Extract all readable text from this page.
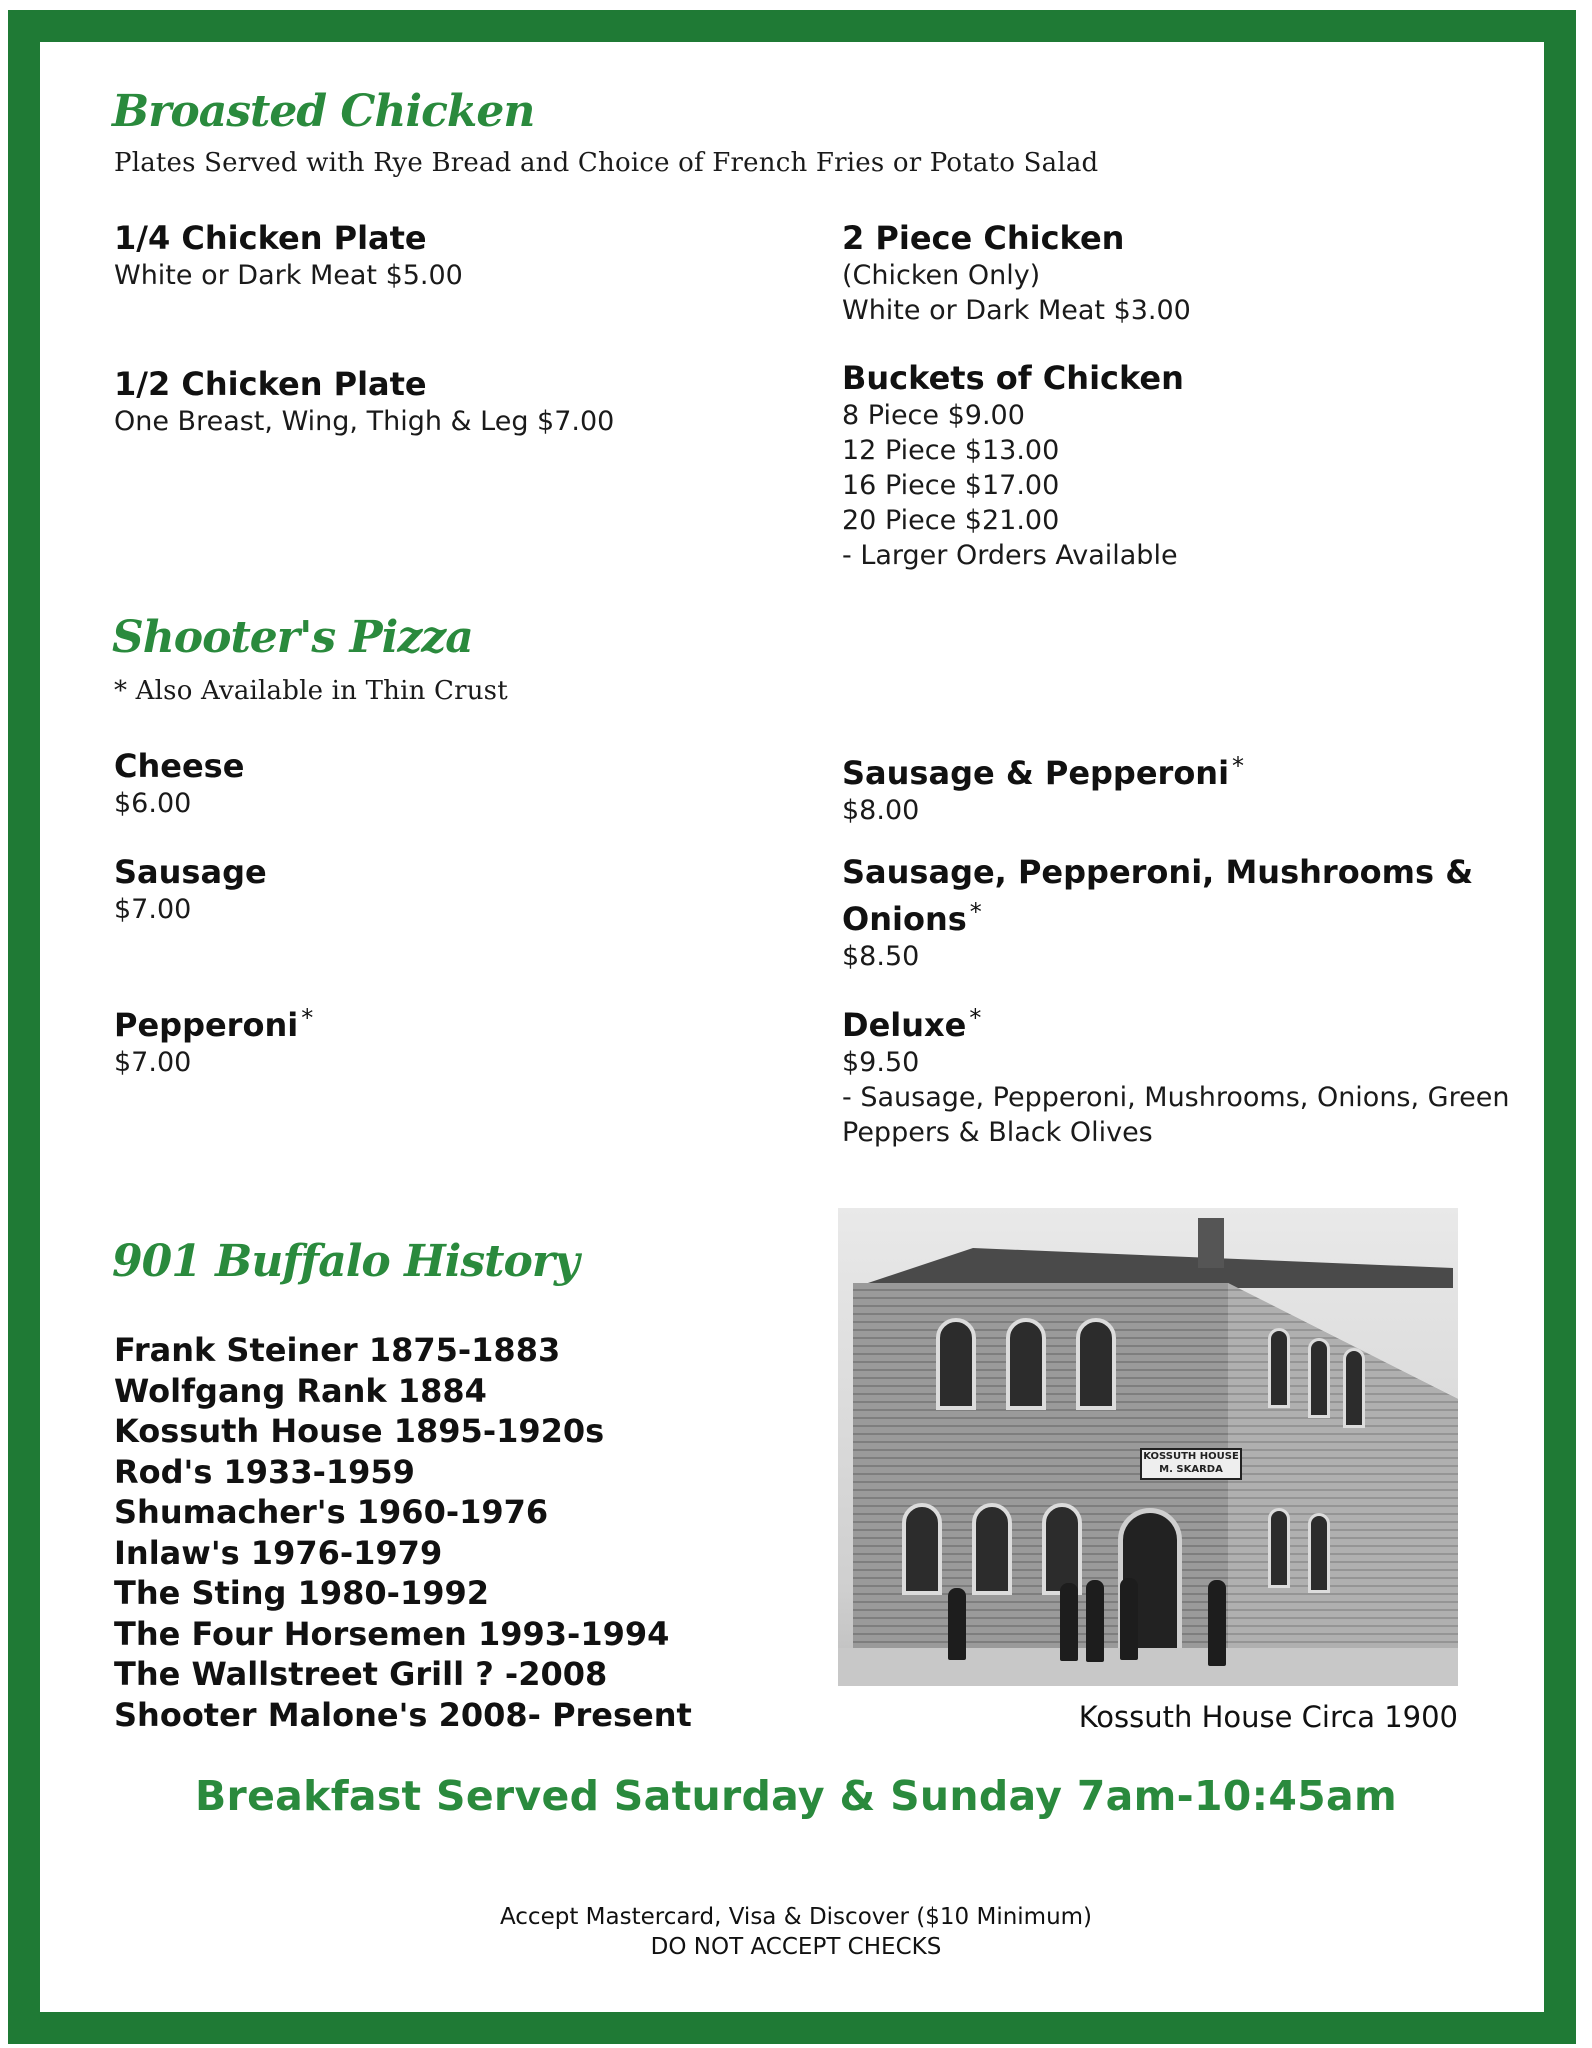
Broasted Chicken
Plates Served with Rye Bread and Choice of French Fries or Potato Salad
1/4 Chicken Plate
White or Dark Meat $5.00
1/2 Chicken Plate
One Breast, Wing, Thigh & Leg $7.00
2 Piece Chicken
(Chicken Only)
White or Dark Meat $3.00
Buckets of Chicken
8 Piece $9.00
12 Piece $13.00
16 Piece $17.00
20 Piece $21.00
- Larger Orders Available
Shooter's Pizza
* Also Available in Thin Crust
Cheese
$6.00
Sausage
$7.00
Pepperoni *
$7.00
Sausage & Pepperoni *
$8.00
Sausage, Pepperoni, Mushrooms &
Onions *
$8.50
Deluxe *
$9.50
- Sausage, Pepperoni, Mushrooms, Onions, Green
Peppers & Black Olives
901 Buffalo History
Frank Steiner 1875-1883
Wolfgang Rank 1884
Kossuth House 1895-1920s
Rod's 1933-1959
Shumacher's 1960-1976
Inlaw's 1976-1979
The Sting 1980-1992
The Four Horsemen 1993-1994
The Wallstreet Grill ? -2008
Shooter Malone's 2008- Present
KOSSUTH HOUSE
M. SKARDA
Kossuth House Circa 1900
Breakfast Served Saturday & Sunday 7am-10:45am
Accept Mastercard, Visa & Discover ($10 Minimum)
DO NOT ACCEPT CHECKS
──────
*Given request*:
Copy all the entries word for word. Omit any pictures.

*Answer*:
Extract all readable text from this page.
Broasted Chicken
Plates Served with Rye Bread and Choice of French Fries or Potato Salad
1/4 Chicken Plate
White or Dark Meat $5.00
1/2 Chicken Plate
One Breast, Wing, Thigh & Leg $7.00
2 Piece Chicken
(Chicken Only)
White or Dark Meat $3.00
Buckets of Chicken
8 Piece $9.00
12 Piece $13.00
16 Piece $17.00
20 Piece $21.00
- Larger Orders Available
Shooter's Pizza
* Also Available in Thin Crust
Cheese
$6.00
Sausage
$7.00
Pepperoni *
$7.00
Sausage & Pepperoni *
$8.00
Sausage, Pepperoni, Mushrooms &
Onions *
$8.50
Deluxe *
$9.50
- Sausage, Pepperoni, Mushrooms, Onions, Green
Peppers & Black Olives
901 Buffalo History
Frank Steiner 1875-1883
Wolfgang Rank 1884
Kossuth House 1895-1920s
Rod's 1933-1959
Shumacher's 1960-1976
Inlaw's 1976-1979
The Sting 1980-1992
The Four Horsemen 1993-1994
The Wallstreet Grill ? -2008
Shooter Malone's 2008- Present
KOSSUTH HOUSE
M. SKARDA
Kossuth House Circa 1900
Breakfast Served Saturday & Sunday 7am-10:45am
Accept Mastercard, Visa & Discover ($10 Minimum)
DO NOT ACCEPT CHECKS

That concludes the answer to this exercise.